§ **Exercise aim**
Verbatim transcription with images omitted: return the entries below in full.

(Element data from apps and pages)
--- --- ---

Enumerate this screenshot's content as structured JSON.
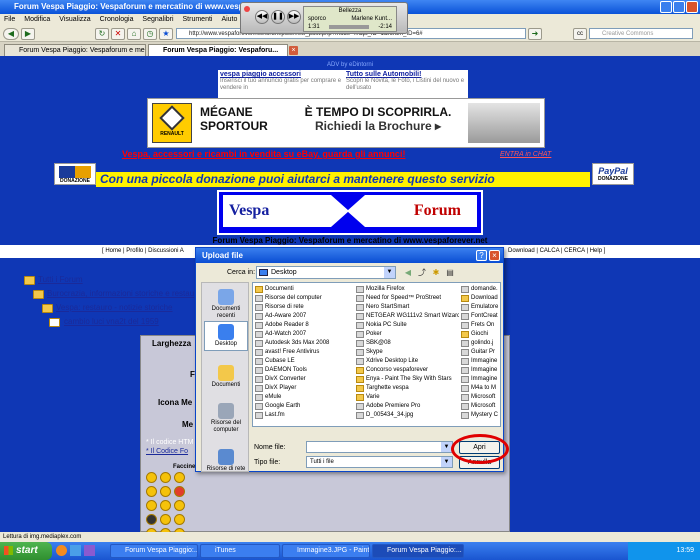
{
  "window": {
    "title": "Forum Vespa Piaggio: Vespaforum e mercatino di www.vespaforever.net"
  },
  "menu": [
    "File",
    "Modifica",
    "Visualizza",
    "Cronologia",
    "Segnalibri",
    "Strumenti",
    "Aiuto"
  ],
  "url": "http://www.vespaforever.net/forum/post...ew_post.php?mode=...&pt_ID=1&forum_ID=6#",
  "search_placeholder": "Creative Commons",
  "tabs": [
    {
      "label": "Forum Vespa Piaggio: Vespaforum e me...",
      "active": false
    },
    {
      "label": "Forum Vespa Piaggio: Vespaforu...",
      "active": true
    }
  ],
  "adv": {
    "label": "ADV by eDintorni",
    "ad1_title": "vespa piaggio accessori",
    "ad1_text": "Inserisci il tuo annuncio gratis per comprare e vendere in",
    "ad2_title": "Tutto sulle Automobili!",
    "ad2_text": "Scopri le Novità, le Foto, i Listini del nuovo e dell'usato"
  },
  "banner": {
    "line1": "MÉGANE",
    "line2": "SPORTOUR",
    "brand": "RENAULT",
    "tempo1": "È TEMPO DI SCOPRIRLA.",
    "tempo2": "Richiedi la Brochure ▸"
  },
  "promo": "Vespa, accessori e ricambi in vendita su eBay, guarda gli annunci!",
  "chat": "ENTRA in CHAT",
  "donation": "Con una piccola donazione puoi aiutarci a mantenere questo servizio",
  "visa_label": "DONAZIONE",
  "paypal_label": "PayPal",
  "paypal_sub": "DONAZIONE",
  "vespa_label": "Vespa",
  "forum_label": "Forum",
  "forum_title": "Forum Vespa Piaggio: Vespaforum e mercatino di www.vespaforever.net",
  "links_left": "[ Home | Profilo | Discussioni A",
  "links_right": "Download | CALCA | CERCA | Help ]",
  "tree": [
    "Tutti i Forum",
    "Burocrazia, informazioni storiche e restau",
    "Vespa: restauro - notizie storiche",
    "cambio luci vna2t del 1959"
  ],
  "form_labels": {
    "larghezza": "Larghezza",
    "f": "F",
    "icona": "Icona Me",
    "me": "Me",
    "codice1": "* Il codice HTM",
    "codice2": "* Il Codice Fo",
    "faccine": "Faccine"
  },
  "status": "Lettura di img.mediaplex.com",
  "taskbar": {
    "start": "start",
    "items": [
      {
        "label": "Forum Vespa Piaggio:...",
        "active": false
      },
      {
        "label": "iTunes",
        "active": false
      },
      {
        "label": "Immagine3.JPG - Paint",
        "active": false
      },
      {
        "label": "Forum Vespa Piaggio:...",
        "active": true
      }
    ],
    "clock": "13:59"
  },
  "itunes": {
    "song": "Bellezza",
    "artist": "Marlene Kunt...",
    "album": "sporco",
    "elapsed": "1:31",
    "remaining": "-2:14"
  },
  "dialog": {
    "title": "Upload file",
    "lookin_label": "Cerca in:",
    "lookin_value": "Desktop",
    "places": [
      "Documenti recenti",
      "Desktop",
      "Documenti",
      "Risorse del computer",
      "Risorse di rete"
    ],
    "files_col1": [
      "Documenti",
      "Risorse del computer",
      "Risorse di rete",
      "Ad-Aware 2007",
      "Adobe Reader 8",
      "Ad-Watch 2007",
      "Autodesk 3ds Max 2008",
      "avast! Free Antivirus",
      "Cubase LE",
      "DAEMON Tools",
      "DivX Converter",
      "DivX Player",
      "eMule",
      "Google Earth",
      "Last.fm"
    ],
    "files_col2": [
      "Mozilla Firefox",
      "Need for Speed™ ProStreet",
      "Nero StartSmart",
      "NETGEAR WG111v2 Smart Wizard",
      "Nokia PC Suite",
      "Poker",
      "SBK@08",
      "Skype",
      "Xdrive Desktop Lite",
      "Concorso vespaforever",
      "Enya - Paint The Sky With Stars",
      "Targhette vespa",
      "Varie",
      "Adobe Premiere Pro",
      "D_005434_34.jpg"
    ],
    "files_col3": [
      "domande.",
      "Download",
      "Emulatore",
      "FontCreat",
      "Frets On",
      "Giochi",
      "golindo.j",
      "Guitar Pr",
      "Immagine",
      "Immagine",
      "Immagine",
      "M4a to M",
      "Microsoft",
      "Microsoft",
      "Mystery C"
    ],
    "filename_label": "Nome file:",
    "filename_value": "",
    "filetype_label": "Tipo file:",
    "filetype_value": "Tutti i file",
    "open_button": "Apri",
    "cancel_button": "Annulla"
  },
  "colors": {
    "page_bg": "#0f37b5",
    "highlight": "#e00000",
    "donation_bg": "#fff200"
  }
}
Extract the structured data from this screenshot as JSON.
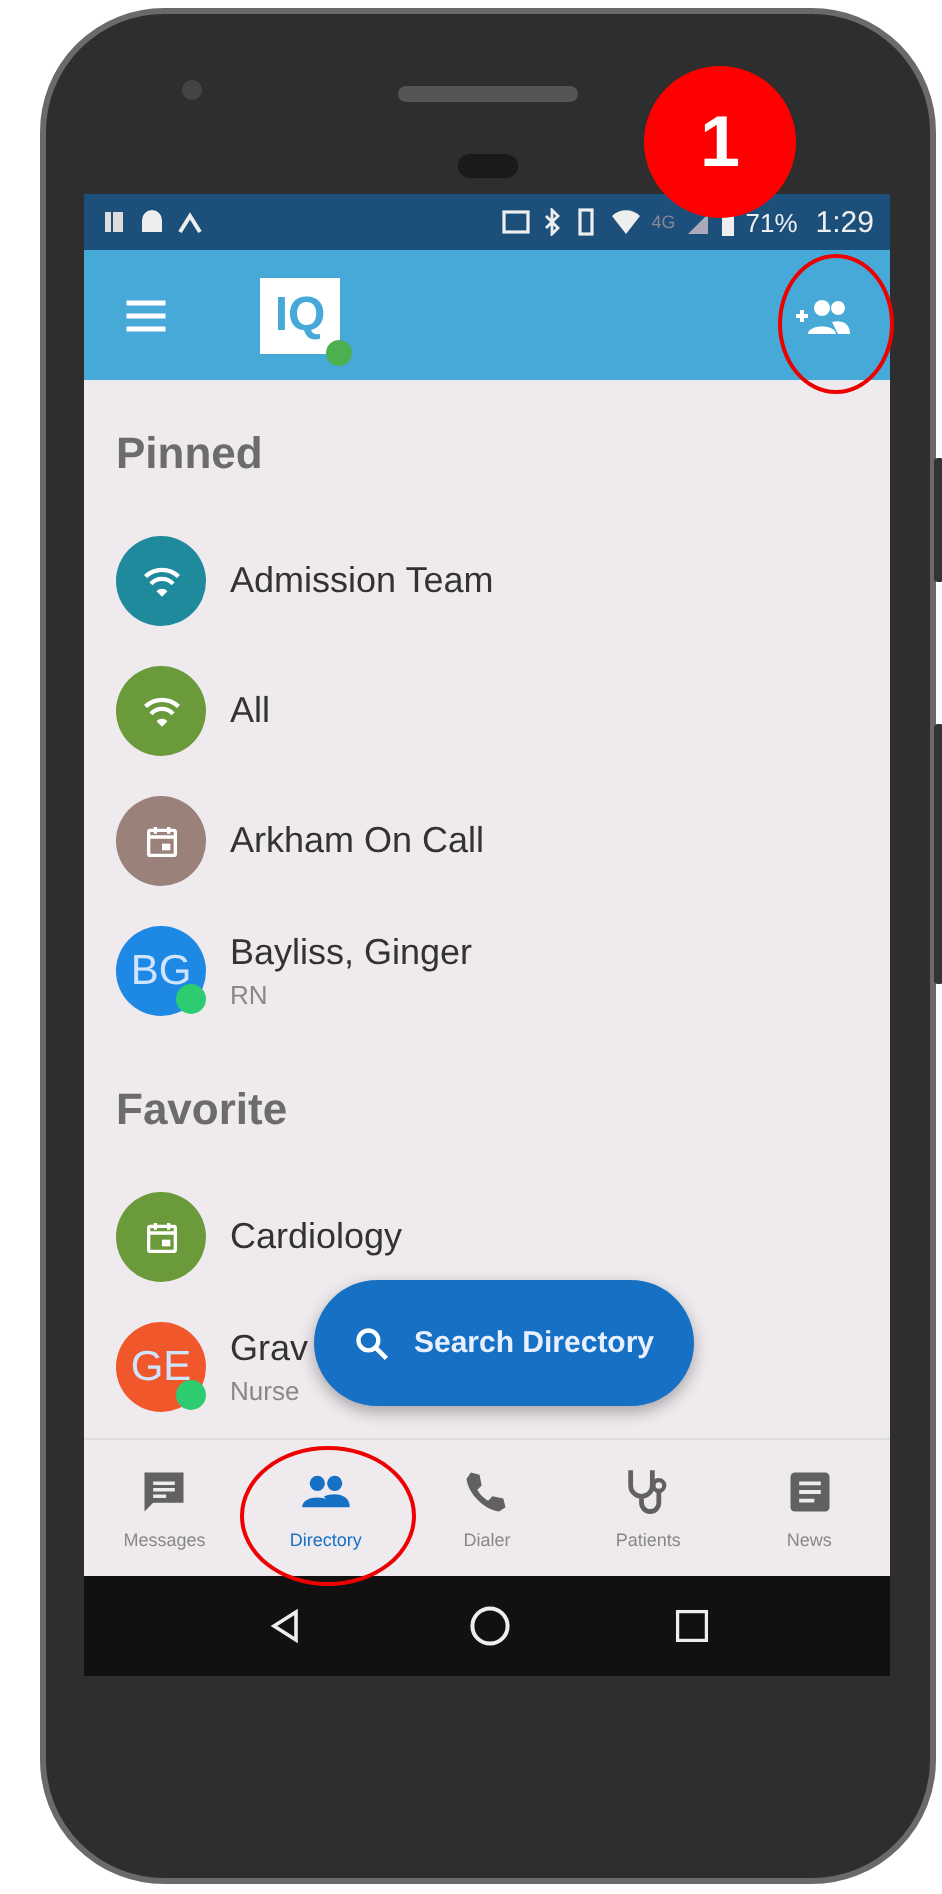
{
  "annotation": {
    "step": "1"
  },
  "status_bar": {
    "network": "4G",
    "battery": "71%",
    "time": "1:29"
  },
  "app_bar": {
    "logo": "IQ"
  },
  "sections": [
    {
      "title": "Pinned",
      "items": [
        {
          "kind": "group",
          "name": "Admission Team",
          "color": "#1e8a9c",
          "online": false
        },
        {
          "kind": "group",
          "name": "All",
          "color": "#6a9a3a",
          "online": false
        },
        {
          "kind": "calendar",
          "name": "Arkham On Call",
          "color": "#9a8179",
          "online": false
        },
        {
          "kind": "person",
          "name": "Bayliss, Ginger",
          "subtitle": "RN",
          "initials": "BG",
          "color": "#1e88e5",
          "online": true
        }
      ]
    },
    {
      "title": "Favorite",
      "items": [
        {
          "kind": "calendar",
          "name": "Cardiology",
          "color": "#6a9a3a",
          "online": false
        },
        {
          "kind": "person",
          "name": "Grav",
          "subtitle": "Nurse",
          "initials": "GE",
          "color": "#f0582b",
          "online": true
        }
      ]
    }
  ],
  "fab": {
    "label": "Search Directory"
  },
  "tabs": [
    {
      "kind": "messages",
      "label": "Messages",
      "selected": false
    },
    {
      "kind": "directory",
      "label": "Directory",
      "selected": true
    },
    {
      "kind": "dialer",
      "label": "Dialer",
      "selected": false
    },
    {
      "kind": "patients",
      "label": "Patients",
      "selected": false
    },
    {
      "kind": "news",
      "label": "News",
      "selected": false
    }
  ]
}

--- --- ---

§ **Written reply**
Enumerate this screenshot's content as structured JSON.
{
  "window": {
    "title": "Forum Vespa Piaggio: Vespaforum e mercatino di www.vespaforever.net"
  },
  "menu": [
    "File",
    "Modifica",
    "Visualizza",
    "Cronologia",
    "Segnalibri",
    "Strumenti",
    "Aiuto"
  ],
  "url": "http://www.vespaforever.net/forum/post...ew_post.php?mode=...&pt_ID=1&forum_ID=6#",
  "search_placeholder": "Creative Commons",
  "tabs": [
    {
      "label": "Forum Vespa Piaggio: Vespaforum e me...",
      "active": false
    },
    {
      "label": "Forum Vespa Piaggio: Vespaforu...",
      "active": true
    }
  ],
  "adv": {
    "label": "ADV by eDintorni",
    "ad1_title": "vespa piaggio accessori",
    "ad1_text": "Inserisci il tuo annuncio gratis per comprare e vendere in",
    "ad2_title": "Tutto sulle Automobili!",
    "ad2_text": "Scopri le Novità, le Foto, i Listini del nuovo e dell'usato"
  },
  "banner": {
    "line1": "MÉGANE",
    "line2": "SPORTOUR",
    "brand": "RENAULT",
    "tempo1": "È TEMPO DI SCOPRIRLA.",
    "tempo2": "Richiedi la Brochure ▸"
  },
  "promo": "Vespa, accessori e ricambi in vendita su eBay, guarda gli annunci!",
  "chat": "ENTRA in CHAT",
  "donation": "Con una piccola donazione puoi aiutarci a mantenere questo servizio",
  "visa_label": "DONAZIONE",
  "paypal_label": "PayPal",
  "paypal_sub": "DONAZIONE",
  "vespa_label": "Vespa",
  "forum_label": "Forum",
  "forum_title": "Forum Vespa Piaggio: Vespaforum e mercatino di www.vespaforever.net",
  "links_left": "[ Home | Profilo | Discussioni A",
  "links_right": "Download | CALCA | CERCA | Help ]",
  "tree": [
    "Tutti i Forum",
    "Burocrazia, informazioni storiche e restau",
    "Vespa: restauro - notizie storiche",
    "cambio luci vna2t del 1959"
  ],
  "form_labels": {
    "larghezza": "Larghezza",
    "f": "F",
    "icona": "Icona Me",
    "me": "Me",
    "codice1": "* Il codice HTM",
    "codice2": "* Il Codice Fo",
    "faccine": "Faccine"
  },
  "status": "Lettura di img.mediaplex.com",
  "taskbar": {
    "start": "start",
    "items": [
      {
        "label": "Forum Vespa Piaggio:...",
        "active": false
      },
      {
        "label": "iTunes",
        "active": false
      },
      {
        "label": "Immagine3.JPG - Paint",
        "active": false
      },
      {
        "label": "Forum Vespa Piaggio:...",
        "active": true
      }
    ],
    "clock": "13:59"
  },
  "itunes": {
    "song": "Bellezza",
    "artist": "Marlene Kunt...",
    "album": "sporco",
    "elapsed": "1:31",
    "remaining": "-2:14"
  },
  "dialog": {
    "title": "Upload file",
    "lookin_label": "Cerca in:",
    "lookin_value": "Desktop",
    "places": [
      "Documenti recenti",
      "Desktop",
      "Documenti",
      "Risorse del computer",
      "Risorse di rete"
    ],
    "files_col1": [
      "Documenti",
      "Risorse del computer",
      "Risorse di rete",
      "Ad-Aware 2007",
      "Adobe Reader 8",
      "Ad-Watch 2007",
      "Autodesk 3ds Max 2008",
      "avast! Free Antivirus",
      "Cubase LE",
      "DAEMON Tools",
      "DivX Converter",
      "DivX Player",
      "eMule",
      "Google Earth",
      "Last.fm"
    ],
    "files_col2": [
      "Mozilla Firefox",
      "Need for Speed™ ProStreet",
      "Nero StartSmart",
      "NETGEAR WG111v2 Smart Wizard",
      "Nokia PC Suite",
      "Poker",
      "SBK@08",
      "Skype",
      "Xdrive Desktop Lite",
      "Concorso vespaforever",
      "Enya - Paint The Sky With Stars",
      "Targhette vespa",
      "Varie",
      "Adobe Premiere Pro",
      "D_005434_34.jpg"
    ],
    "files_col3": [
      "domande.",
      "Download",
      "Emulatore",
      "FontCreat",
      "Frets On",
      "Giochi",
      "golindo.j",
      "Guitar Pr",
      "Immagine",
      "Immagine",
      "Immagine",
      "M4a to M",
      "Microsoft",
      "Microsoft",
      "Mystery C"
    ],
    "filename_label": "Nome file:",
    "filename_value": "",
    "filetype_label": "Tipo file:",
    "filetype_value": "Tutti i file",
    "open_button": "Apri",
    "cancel_button": "Annulla"
  },
  "colors": {
    "page_bg": "#0f37b5",
    "highlight": "#e00000",
    "donation_bg": "#fff200"
  }
}
Extract the structured data from this screenshot as JSON.
{
  "annotation": {
    "step": "1"
  },
  "status_bar": {
    "network": "4G",
    "battery": "71%",
    "time": "1:29"
  },
  "app_bar": {
    "logo": "IQ"
  },
  "sections": [
    {
      "title": "Pinned",
      "items": [
        {
          "kind": "group",
          "name": "Admission Team",
          "color": "#1e8a9c",
          "online": false
        },
        {
          "kind": "group",
          "name": "All",
          "color": "#6a9a3a",
          "online": false
        },
        {
          "kind": "calendar",
          "name": "Arkham On Call",
          "color": "#9a8179",
          "online": false
        },
        {
          "kind": "person",
          "name": "Bayliss, Ginger",
          "subtitle": "RN",
          "initials": "BG",
          "color": "#1e88e5",
          "online": true
        }
      ]
    },
    {
      "title": "Favorite",
      "items": [
        {
          "kind": "calendar",
          "name": "Cardiology",
          "color": "#6a9a3a",
          "online": false
        },
        {
          "kind": "person",
          "name": "Grav",
          "subtitle": "Nurse",
          "initials": "GE",
          "color": "#f0582b",
          "online": true
        }
      ]
    }
  ],
  "fab": {
    "label": "Search Directory"
  },
  "tabs": [
    {
      "kind": "messages",
      "label": "Messages",
      "selected": false
    },
    {
      "kind": "directory",
      "label": "Directory",
      "selected": true
    },
    {
      "kind": "dialer",
      "label": "Dialer",
      "selected": false
    },
    {
      "kind": "patients",
      "label": "Patients",
      "selected": false
    },
    {
      "kind": "news",
      "label": "News",
      "selected": false
    }
  ]
}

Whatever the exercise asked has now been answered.